● Task objective
Examine the material below. Gather every line in which the string "Would" appears.

● Supplied data
______

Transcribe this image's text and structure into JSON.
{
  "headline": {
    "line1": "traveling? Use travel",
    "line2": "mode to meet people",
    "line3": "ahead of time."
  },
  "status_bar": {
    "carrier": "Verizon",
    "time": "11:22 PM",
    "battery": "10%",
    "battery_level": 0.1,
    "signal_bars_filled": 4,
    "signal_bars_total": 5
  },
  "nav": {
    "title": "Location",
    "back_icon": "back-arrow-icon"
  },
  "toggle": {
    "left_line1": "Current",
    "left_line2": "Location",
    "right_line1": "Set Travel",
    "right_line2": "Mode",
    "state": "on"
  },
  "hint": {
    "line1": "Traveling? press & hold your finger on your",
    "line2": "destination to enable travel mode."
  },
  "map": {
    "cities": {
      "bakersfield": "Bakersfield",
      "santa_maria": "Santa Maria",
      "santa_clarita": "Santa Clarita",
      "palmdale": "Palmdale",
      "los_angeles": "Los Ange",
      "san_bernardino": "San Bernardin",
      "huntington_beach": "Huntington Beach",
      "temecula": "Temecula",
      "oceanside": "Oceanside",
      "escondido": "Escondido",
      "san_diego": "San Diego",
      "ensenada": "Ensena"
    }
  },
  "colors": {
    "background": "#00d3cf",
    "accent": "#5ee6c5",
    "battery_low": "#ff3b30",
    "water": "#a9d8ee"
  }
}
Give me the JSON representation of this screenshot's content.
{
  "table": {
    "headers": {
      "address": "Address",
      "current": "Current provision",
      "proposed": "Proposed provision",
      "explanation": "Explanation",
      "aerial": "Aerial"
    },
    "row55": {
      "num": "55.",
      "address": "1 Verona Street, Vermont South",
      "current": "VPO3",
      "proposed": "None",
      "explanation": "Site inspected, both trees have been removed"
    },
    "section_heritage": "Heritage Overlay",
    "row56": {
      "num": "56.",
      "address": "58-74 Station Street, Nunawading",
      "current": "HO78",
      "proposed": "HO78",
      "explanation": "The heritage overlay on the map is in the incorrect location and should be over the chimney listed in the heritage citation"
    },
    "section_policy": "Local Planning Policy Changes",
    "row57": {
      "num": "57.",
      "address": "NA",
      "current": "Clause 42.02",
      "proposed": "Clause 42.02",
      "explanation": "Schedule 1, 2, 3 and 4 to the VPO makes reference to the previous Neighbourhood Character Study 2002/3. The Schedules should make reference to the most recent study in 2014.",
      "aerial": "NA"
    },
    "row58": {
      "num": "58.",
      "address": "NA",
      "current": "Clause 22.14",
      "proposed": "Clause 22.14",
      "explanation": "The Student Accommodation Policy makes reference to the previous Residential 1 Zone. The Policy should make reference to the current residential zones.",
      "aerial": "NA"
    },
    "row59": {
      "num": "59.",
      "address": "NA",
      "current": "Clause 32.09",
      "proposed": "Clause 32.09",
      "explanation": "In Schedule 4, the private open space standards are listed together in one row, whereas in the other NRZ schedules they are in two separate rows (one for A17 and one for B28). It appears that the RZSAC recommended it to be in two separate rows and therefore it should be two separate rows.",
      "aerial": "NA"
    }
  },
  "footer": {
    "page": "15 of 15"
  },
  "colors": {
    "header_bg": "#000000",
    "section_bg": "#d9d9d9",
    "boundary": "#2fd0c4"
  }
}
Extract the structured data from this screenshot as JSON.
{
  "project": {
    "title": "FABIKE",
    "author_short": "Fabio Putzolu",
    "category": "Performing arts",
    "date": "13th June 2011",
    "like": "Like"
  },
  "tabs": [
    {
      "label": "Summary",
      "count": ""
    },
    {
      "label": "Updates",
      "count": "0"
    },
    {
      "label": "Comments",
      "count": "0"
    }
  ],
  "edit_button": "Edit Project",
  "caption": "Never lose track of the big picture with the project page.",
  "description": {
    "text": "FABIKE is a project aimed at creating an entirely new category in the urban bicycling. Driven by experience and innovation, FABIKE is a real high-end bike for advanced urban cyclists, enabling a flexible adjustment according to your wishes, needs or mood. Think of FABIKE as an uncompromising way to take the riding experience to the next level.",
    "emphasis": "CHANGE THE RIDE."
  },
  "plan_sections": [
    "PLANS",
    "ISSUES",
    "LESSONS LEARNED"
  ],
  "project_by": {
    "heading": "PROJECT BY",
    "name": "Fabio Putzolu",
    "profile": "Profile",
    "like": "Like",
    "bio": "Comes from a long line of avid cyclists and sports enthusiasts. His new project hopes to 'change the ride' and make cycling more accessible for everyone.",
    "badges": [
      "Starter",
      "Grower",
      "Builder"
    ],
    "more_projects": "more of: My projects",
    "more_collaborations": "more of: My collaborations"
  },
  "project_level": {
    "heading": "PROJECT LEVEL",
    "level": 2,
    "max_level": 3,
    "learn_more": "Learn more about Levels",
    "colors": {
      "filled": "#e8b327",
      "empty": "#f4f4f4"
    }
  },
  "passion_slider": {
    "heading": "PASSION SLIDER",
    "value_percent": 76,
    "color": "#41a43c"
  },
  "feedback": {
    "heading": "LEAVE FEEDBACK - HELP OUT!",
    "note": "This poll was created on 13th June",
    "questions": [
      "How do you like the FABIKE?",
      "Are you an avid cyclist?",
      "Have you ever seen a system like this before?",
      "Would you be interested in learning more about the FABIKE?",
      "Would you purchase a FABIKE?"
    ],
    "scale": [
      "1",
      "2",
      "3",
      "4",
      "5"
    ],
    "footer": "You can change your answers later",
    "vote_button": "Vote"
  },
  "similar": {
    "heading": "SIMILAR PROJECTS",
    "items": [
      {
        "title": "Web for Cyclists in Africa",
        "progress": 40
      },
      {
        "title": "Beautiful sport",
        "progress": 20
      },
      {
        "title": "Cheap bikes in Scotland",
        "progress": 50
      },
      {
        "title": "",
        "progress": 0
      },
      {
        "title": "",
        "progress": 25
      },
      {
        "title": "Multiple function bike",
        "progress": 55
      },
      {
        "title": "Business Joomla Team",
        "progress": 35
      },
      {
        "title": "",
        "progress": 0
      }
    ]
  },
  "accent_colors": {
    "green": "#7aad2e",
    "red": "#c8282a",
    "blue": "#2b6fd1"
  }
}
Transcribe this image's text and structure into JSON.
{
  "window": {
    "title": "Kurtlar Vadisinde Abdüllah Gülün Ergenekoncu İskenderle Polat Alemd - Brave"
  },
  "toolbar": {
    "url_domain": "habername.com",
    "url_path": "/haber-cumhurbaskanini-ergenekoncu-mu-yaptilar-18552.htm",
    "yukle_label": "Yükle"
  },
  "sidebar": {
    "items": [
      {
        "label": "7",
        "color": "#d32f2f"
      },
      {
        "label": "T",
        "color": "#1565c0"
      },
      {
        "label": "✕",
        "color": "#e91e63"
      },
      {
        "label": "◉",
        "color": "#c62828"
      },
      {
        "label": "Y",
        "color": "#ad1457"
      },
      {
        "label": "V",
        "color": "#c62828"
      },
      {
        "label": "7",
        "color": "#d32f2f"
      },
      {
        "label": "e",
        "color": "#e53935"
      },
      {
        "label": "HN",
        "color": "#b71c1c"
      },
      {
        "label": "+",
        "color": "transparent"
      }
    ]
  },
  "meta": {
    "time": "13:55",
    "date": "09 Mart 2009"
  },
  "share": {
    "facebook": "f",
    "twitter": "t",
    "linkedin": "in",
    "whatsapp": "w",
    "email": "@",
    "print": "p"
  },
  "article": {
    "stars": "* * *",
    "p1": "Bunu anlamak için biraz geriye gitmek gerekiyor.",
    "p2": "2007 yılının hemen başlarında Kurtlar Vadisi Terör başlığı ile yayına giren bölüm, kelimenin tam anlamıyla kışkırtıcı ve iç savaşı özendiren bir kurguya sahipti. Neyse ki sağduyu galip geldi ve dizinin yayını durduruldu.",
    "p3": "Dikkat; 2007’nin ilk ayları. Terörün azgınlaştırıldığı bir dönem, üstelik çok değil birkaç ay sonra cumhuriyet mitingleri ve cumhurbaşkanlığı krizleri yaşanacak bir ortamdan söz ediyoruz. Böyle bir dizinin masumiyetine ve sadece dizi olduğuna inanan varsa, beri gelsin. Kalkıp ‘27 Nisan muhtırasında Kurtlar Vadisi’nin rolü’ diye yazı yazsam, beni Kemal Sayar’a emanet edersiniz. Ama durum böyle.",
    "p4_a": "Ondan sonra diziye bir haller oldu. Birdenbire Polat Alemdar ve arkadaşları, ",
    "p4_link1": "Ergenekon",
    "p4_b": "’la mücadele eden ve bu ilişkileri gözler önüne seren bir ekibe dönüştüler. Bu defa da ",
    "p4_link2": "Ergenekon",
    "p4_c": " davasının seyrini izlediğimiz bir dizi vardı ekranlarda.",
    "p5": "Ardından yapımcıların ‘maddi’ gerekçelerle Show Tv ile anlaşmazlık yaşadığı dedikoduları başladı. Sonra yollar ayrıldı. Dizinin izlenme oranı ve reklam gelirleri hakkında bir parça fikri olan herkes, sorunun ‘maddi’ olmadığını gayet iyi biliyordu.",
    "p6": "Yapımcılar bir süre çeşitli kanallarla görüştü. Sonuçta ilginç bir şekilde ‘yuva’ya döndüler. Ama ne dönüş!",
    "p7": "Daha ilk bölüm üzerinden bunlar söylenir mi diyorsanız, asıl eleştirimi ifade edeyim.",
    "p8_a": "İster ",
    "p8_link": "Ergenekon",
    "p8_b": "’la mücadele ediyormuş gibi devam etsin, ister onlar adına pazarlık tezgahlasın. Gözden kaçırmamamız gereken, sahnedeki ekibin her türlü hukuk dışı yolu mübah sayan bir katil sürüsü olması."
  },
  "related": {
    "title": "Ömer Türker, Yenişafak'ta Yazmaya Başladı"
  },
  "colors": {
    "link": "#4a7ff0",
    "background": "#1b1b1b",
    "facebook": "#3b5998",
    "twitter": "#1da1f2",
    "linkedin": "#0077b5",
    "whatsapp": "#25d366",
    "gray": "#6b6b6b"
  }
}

______

● Written response
      "Would you be interested in learning more about the FABIKE?",
      "Would you purchase a FABIKE?"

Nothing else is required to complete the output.